The records that follow must be reproduced in full, exactly as written.

Figure dataset records
-*-

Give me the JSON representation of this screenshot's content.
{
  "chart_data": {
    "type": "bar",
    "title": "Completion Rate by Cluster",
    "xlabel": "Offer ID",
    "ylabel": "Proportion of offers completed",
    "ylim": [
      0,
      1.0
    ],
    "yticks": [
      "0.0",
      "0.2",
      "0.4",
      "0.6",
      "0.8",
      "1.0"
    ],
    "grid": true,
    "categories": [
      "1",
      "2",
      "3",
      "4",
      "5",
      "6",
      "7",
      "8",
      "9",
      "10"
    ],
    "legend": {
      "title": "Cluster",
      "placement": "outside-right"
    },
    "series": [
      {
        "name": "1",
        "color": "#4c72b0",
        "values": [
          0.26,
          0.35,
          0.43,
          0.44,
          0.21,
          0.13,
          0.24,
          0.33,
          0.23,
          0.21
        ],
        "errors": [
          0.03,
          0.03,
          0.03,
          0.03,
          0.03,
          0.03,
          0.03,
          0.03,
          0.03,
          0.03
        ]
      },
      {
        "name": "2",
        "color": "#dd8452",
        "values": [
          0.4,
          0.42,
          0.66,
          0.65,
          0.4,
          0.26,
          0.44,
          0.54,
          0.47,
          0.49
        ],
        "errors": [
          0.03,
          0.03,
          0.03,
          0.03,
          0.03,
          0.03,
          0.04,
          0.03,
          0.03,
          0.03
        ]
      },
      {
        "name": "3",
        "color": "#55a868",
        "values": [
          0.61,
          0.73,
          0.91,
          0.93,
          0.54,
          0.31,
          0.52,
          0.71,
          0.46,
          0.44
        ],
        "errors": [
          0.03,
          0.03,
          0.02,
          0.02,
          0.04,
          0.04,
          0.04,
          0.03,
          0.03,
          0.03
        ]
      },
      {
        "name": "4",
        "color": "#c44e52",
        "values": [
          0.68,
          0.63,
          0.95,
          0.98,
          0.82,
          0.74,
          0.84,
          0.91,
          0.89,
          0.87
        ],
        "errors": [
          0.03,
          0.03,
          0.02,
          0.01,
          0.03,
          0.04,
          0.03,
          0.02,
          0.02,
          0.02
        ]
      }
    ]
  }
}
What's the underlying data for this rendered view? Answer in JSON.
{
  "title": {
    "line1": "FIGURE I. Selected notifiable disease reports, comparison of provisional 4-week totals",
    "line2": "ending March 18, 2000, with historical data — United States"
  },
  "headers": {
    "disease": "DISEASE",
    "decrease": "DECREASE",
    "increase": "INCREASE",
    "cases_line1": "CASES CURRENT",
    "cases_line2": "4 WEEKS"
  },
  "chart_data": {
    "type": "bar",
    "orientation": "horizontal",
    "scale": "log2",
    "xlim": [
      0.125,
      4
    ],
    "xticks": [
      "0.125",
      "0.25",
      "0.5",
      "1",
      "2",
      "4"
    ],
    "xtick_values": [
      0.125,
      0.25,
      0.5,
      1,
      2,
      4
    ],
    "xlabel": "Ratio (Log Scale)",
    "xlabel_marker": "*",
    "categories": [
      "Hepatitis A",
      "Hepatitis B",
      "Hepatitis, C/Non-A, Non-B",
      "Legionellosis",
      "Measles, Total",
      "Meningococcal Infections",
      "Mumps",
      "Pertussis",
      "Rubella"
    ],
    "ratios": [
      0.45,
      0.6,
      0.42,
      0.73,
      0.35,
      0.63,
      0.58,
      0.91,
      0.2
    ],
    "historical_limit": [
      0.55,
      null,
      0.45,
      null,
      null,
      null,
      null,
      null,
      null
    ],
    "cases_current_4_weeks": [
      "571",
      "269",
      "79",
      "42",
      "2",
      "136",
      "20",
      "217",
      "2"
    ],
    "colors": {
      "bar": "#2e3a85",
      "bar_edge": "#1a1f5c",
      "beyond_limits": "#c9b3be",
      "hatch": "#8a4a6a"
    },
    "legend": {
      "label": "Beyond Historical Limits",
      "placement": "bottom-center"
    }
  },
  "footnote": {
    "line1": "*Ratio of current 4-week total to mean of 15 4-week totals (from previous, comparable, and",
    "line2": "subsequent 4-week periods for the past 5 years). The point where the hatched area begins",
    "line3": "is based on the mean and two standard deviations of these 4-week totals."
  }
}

-*-

(Answer to this task)
Give me the JSON representation of this screenshot's content.
{
  "chart_data": {
    "type": "bar",
    "title": "Completion Rate by Cluster",
    "xlabel": "Offer ID",
    "ylabel": "Proportion of offers completed",
    "ylim": [
      0,
      1.0
    ],
    "yticks": [
      "0.0",
      "0.2",
      "0.4",
      "0.6",
      "0.8",
      "1.0"
    ],
    "grid": true,
    "categories": [
      "1",
      "2",
      "3",
      "4",
      "5",
      "6",
      "7",
      "8",
      "9",
      "10"
    ],
    "legend": {
      "title": "Cluster",
      "placement": "outside-right"
    },
    "series": [
      {
        "name": "1",
        "color": "#4c72b0",
        "values": [
          0.26,
          0.35,
          0.43,
          0.44,
          0.21,
          0.13,
          0.24,
          0.33,
          0.23,
          0.21
        ],
        "errors": [
          0.03,
          0.03,
          0.03,
          0.03,
          0.03,
          0.03,
          0.03,
          0.03,
          0.03,
          0.03
        ]
      },
      {
        "name": "2",
        "color": "#dd8452",
        "values": [
          0.4,
          0.42,
          0.66,
          0.65,
          0.4,
          0.26,
          0.44,
          0.54,
          0.47,
          0.49
        ],
        "errors": [
          0.03,
          0.03,
          0.03,
          0.03,
          0.03,
          0.03,
          0.04,
          0.03,
          0.03,
          0.03
        ]
      },
      {
        "name": "3",
        "color": "#55a868",
        "values": [
          0.61,
          0.73,
          0.91,
          0.93,
          0.54,
          0.31,
          0.52,
          0.71,
          0.46,
          0.44
        ],
        "errors": [
          0.03,
          0.03,
          0.02,
          0.02,
          0.04,
          0.04,
          0.04,
          0.03,
          0.03,
          0.03
        ]
      },
      {
        "name": "4",
        "color": "#c44e52",
        "values": [
          0.68,
          0.63,
          0.95,
          0.98,
          0.82,
          0.74,
          0.84,
          0.91,
          0.89,
          0.87
        ],
        "errors": [
          0.03,
          0.03,
          0.02,
          0.01,
          0.03,
          0.04,
          0.03,
          0.02,
          0.02,
          0.02
        ]
      }
    ]
  }
}
What's the underlying data for this rendered view? Answer in JSON.
{
  "title": {
    "line1": "FIGURE I. Selected notifiable disease reports, comparison of provisional 4-week totals",
    "line2": "ending March 18, 2000, with historical data — United States"
  },
  "headers": {
    "disease": "DISEASE",
    "decrease": "DECREASE",
    "increase": "INCREASE",
    "cases_line1": "CASES CURRENT",
    "cases_line2": "4 WEEKS"
  },
  "chart_data": {
    "type": "bar",
    "orientation": "horizontal",
    "scale": "log2",
    "xlim": [
      0.125,
      4
    ],
    "xticks": [
      "0.125",
      "0.25",
      "0.5",
      "1",
      "2",
      "4"
    ],
    "xtick_values": [
      0.125,
      0.25,
      0.5,
      1,
      2,
      4
    ],
    "xlabel": "Ratio (Log Scale)",
    "xlabel_marker": "*",
    "categories": [
      "Hepatitis A",
      "Hepatitis B",
      "Hepatitis, C/Non-A, Non-B",
      "Legionellosis",
      "Measles, Total",
      "Meningococcal Infections",
      "Mumps",
      "Pertussis",
      "Rubella"
    ],
    "ratios": [
      0.45,
      0.6,
      0.42,
      0.73,
      0.35,
      0.63,
      0.58,
      0.91,
      0.2
    ],
    "historical_limit": [
      0.55,
      null,
      0.45,
      null,
      null,
      null,
      null,
      null,
      null
    ],
    "cases_current_4_weeks": [
      "571",
      "269",
      "79",
      "42",
      "2",
      "136",
      "20",
      "217",
      "2"
    ],
    "colors": {
      "bar": "#2e3a85",
      "bar_edge": "#1a1f5c",
      "beyond_limits": "#c9b3be",
      "hatch": "#8a4a6a"
    },
    "legend": {
      "label": "Beyond Historical Limits",
      "placement": "bottom-center"
    }
  },
  "footnote": {
    "line1": "*Ratio of current 4-week total to mean of 15 4-week totals (from previous, comparable, and",
    "line2": "subsequent 4-week periods for the past 5 years). The point where the hatched area begins",
    "line3": "is based on the mean and two standard deviations of these 4-week totals."
  }
}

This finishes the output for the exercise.